▸ WRITTEN TASK A
From the data analytics text below, list the four aspects you should check for while cleaning data.
▸ WRITTEN TASK B
According to the data analytics text below, how much of a data project's time does data preparation typically take?
▸ WRITTEN TASK C
Please continue the data analytics text below from its final sentence.

::: TEXT TO READ :::

Data analytics steps:
These six data science steps will help ensure that you realize business value from each unique project and mitigate the risk of error. The steps in-detail are explained ahead. Python & R are two of the specialized coding languages which can be used to complete all the following steps in a data analytics project.
Step 1: DEFINING THE GOAL
Before one can even think about the data, it is needed to finalize what output is required from analytics or what processes are to be improved with collected data. We must define a timeline and concrete key performance indicators. To have motivation, direction, and purpose, you have to identify a clear objective of what you want to do with data: a concrete question to answer, a product to build, etc.
Eg. Sales forecasts, Decision making, Consumer behavior study
Step 2: COLLECTING THE DATA
This step starts with looking & searching for data. Mixing and merging data from as many data sources as possible is what makes a data project great. Collected is data is generally of the following 3 types:
· Organisation data- Eg. Official organizational parameters like sales, profits, revenues, growth rates, trends, product ranges, etc.
· People data- Eg. Customer preferences, transaction history, social media behavior, demographics.
Few ways to get some usable data:
Connect to a database: we can connect with IT teams for the data that is available or open up private database and start digging through it to understand what information is collectible.
Use API (Appl. programming interface): We can think of the APIs to all the tools which the company has been using and the data it is been collecting. One must work on getting these
all set up so he can use those emails open and click stats, the information your sales team put in Pipedrive or Salesforce, the support ticket somebody submitted, etc.
Look for open data: The The Internet is full of datasets to enrich what you have with additional information. Few examples of open data can be:
· Census data will help you add the average revenue for the district where the user lives
· Google maps can show you how many coffee shops are on a given street where company is planning to open an outlet
· CRISP-DM: Cross Industry standard process for data mining where standards are defined in a collaborative way by various researchers working in a similar field.
Step 3: CLEANING THE DATA
While data cleaning, we much ask ourselves the following questions:
· Completeness- How to complete missing value if any
· Consistency- Are the data variables consistent, how to standardize them
· Presence of outliers- Does data contain any extreme values that might affect the analysis
· Presence of redundant variables- Are there any redundant, repetitive variables which need to be removed
It is a dreaded data preparation process that typically takes up to 80% of the time dedicated to a data project. We must start digging to see what we have got and how can it be linked together to achieve the original goal. Start taking notes on your first analyses and ask questions to concerned people to understand what all their variables mean.
Cleaning also includes looking at every one of the columns of the data to make sure that data is homogeneous and clean. An important element of data preparation not to overlook is to make sure that the data and the project are compliant with data privacy regulations. Personal data privacy and protection is becoming a priority for users, organizations, and legislators alike and it should be one for you from the very start of your data journey. One should clearly tag datasets and projects that contain personal and/or sensitive data and therefore would need to be treated differently. Data cleaning is the process of preventing and correcting these errors. Common tasks include record matching, identifying inaccuracy of data, overall quality of existing data, deduplication, and column segmentation.

::: SUPPLIED ENTRIES :::

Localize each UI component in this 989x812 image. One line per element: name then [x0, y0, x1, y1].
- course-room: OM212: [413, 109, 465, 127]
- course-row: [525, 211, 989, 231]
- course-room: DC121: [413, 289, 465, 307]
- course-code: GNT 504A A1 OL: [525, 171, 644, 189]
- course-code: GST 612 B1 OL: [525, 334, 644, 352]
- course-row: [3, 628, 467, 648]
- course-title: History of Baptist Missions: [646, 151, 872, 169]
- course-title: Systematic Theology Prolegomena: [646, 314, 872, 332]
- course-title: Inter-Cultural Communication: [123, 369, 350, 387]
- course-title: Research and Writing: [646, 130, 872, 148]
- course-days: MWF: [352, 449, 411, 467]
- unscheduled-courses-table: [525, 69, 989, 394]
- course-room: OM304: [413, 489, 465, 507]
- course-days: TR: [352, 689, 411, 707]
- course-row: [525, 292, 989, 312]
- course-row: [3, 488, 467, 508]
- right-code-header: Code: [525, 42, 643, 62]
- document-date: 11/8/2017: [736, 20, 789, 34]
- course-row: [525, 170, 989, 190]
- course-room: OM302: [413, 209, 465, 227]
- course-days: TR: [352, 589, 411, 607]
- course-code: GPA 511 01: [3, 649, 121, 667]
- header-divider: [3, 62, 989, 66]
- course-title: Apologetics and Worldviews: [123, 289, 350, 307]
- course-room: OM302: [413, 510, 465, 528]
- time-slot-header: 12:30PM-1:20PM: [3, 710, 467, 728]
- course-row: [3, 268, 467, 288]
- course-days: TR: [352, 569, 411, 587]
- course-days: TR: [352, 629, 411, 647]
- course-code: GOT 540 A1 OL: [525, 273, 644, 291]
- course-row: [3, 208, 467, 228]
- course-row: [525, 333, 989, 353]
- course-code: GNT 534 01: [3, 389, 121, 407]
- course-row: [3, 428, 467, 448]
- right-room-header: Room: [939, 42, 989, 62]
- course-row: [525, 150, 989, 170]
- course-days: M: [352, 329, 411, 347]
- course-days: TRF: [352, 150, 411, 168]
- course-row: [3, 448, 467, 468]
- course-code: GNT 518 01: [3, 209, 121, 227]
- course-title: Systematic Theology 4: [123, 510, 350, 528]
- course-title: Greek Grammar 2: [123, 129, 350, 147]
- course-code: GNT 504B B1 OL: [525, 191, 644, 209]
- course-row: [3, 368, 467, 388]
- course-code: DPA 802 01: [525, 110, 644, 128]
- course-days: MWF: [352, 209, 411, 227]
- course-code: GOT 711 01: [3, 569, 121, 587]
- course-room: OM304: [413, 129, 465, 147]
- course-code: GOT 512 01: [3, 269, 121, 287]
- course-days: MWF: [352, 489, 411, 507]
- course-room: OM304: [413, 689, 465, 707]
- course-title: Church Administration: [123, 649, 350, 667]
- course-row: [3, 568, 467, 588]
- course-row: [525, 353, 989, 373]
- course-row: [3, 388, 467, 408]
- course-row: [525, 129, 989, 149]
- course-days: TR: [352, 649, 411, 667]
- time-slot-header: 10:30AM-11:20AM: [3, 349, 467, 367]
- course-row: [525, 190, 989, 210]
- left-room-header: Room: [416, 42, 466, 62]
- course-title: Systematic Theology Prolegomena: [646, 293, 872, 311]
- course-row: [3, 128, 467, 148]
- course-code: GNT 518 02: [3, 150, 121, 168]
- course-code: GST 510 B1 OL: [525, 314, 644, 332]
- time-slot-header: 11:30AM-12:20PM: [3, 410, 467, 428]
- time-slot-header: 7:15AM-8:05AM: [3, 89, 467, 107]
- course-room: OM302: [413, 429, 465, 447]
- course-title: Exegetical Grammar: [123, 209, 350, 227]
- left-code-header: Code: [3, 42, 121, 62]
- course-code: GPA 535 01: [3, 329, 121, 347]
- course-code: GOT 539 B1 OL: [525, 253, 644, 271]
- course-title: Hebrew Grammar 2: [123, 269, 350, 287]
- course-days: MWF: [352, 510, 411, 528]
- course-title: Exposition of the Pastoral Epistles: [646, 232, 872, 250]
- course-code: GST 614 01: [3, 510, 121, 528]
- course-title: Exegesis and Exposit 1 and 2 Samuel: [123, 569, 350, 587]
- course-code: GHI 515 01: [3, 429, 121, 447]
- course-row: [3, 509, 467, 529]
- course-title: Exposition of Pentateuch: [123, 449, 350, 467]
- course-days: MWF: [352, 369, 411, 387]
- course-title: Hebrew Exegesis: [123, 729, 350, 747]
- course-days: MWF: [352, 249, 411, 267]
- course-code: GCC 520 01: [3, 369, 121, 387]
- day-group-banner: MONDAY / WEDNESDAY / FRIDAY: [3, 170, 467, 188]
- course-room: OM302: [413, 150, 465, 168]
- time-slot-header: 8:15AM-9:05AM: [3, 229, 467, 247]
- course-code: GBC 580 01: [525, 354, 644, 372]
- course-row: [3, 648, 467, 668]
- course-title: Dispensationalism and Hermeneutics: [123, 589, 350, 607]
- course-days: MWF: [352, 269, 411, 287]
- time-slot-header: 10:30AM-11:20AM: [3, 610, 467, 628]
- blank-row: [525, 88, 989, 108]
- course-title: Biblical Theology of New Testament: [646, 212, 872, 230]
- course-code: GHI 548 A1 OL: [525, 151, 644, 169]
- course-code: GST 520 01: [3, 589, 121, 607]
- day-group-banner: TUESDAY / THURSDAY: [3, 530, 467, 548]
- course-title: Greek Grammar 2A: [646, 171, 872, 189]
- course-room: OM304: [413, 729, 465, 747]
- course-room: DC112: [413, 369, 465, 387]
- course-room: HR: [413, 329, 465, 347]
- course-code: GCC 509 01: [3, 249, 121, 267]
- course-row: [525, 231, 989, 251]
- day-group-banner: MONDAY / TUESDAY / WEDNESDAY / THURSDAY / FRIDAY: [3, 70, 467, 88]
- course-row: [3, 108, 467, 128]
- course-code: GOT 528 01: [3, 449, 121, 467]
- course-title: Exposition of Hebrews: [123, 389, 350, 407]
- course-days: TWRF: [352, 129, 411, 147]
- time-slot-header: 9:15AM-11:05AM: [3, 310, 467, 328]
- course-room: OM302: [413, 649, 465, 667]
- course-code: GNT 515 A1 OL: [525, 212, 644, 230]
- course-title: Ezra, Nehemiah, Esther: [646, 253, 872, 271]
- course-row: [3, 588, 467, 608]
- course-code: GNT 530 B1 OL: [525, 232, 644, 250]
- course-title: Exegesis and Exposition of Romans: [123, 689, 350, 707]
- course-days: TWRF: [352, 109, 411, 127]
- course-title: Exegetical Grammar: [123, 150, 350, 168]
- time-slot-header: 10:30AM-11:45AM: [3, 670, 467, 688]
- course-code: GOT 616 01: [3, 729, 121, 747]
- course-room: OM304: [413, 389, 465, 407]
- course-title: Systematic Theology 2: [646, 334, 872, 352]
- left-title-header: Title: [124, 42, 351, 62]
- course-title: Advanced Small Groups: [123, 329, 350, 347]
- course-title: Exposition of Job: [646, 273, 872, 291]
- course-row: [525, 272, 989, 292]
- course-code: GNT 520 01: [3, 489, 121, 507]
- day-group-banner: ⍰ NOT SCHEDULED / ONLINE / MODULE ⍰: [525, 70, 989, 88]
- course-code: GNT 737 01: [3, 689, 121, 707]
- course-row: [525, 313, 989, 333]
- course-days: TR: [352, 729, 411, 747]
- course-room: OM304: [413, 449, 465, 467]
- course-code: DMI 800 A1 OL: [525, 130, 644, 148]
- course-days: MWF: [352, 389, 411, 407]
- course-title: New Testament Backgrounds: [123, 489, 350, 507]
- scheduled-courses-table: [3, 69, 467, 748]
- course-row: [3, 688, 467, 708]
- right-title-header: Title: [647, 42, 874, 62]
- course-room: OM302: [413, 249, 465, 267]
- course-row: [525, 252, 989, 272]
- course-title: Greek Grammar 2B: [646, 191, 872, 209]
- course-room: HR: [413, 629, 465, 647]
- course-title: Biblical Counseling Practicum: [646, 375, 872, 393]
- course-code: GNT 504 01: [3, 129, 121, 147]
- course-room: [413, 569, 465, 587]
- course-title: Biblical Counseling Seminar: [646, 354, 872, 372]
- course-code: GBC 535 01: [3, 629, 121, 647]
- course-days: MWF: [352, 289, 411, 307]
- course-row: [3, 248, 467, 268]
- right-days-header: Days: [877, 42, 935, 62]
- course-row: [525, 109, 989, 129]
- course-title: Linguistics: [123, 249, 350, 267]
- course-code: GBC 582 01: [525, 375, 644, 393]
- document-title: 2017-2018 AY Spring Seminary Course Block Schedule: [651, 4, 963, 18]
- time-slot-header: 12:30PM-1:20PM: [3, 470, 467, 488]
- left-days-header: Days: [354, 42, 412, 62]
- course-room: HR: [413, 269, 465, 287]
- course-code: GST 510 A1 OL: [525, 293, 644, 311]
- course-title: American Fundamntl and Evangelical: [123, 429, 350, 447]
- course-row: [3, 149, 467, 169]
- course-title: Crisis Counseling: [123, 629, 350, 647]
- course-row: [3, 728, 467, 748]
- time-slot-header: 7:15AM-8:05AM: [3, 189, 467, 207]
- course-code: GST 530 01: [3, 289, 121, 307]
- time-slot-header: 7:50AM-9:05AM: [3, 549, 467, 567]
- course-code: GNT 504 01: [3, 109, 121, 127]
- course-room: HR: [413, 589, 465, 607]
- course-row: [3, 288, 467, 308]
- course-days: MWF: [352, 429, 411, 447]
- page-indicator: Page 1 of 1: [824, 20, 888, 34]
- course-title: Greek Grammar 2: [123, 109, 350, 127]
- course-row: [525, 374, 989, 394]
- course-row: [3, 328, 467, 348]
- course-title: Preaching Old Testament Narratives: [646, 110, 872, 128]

:::

▸ RESULT A
Completeness
Consistency
Presence of outliers
Presence of redundant variables

▸ RESULT B
Up to 80% of the time dedicated to a data project.

▸ RESULT C
Step 4: ENRICHING THE DATA
After having clean data, it’s time to manipulate it to get the most value out of it. Data enrichment phase of the project can be started by joining all the different sources and group logs to narrow your data down to the essential features.
Eg. Data can be enriched by creating time-based features such as:
· Extracting data components (month, hour, day of the week, week of the year, etc.)
· Calculating differences between date columns
· Flagging national holidays
Another way of enriching data is by joining datasets — essentially, retrieving columns from one dataset or tab into a reference dataset.
Eg. Bank has given data of 1 million customers whose loan was approved or rejected. Based on that historical data parameters, we can make a model of which of the future requests to be accepted or rejected.
· 70% of the data is typically used to train the machine for decision making based on given parameters.
· 30% of the data is used to test the same model and check whether it is taking correct decisions.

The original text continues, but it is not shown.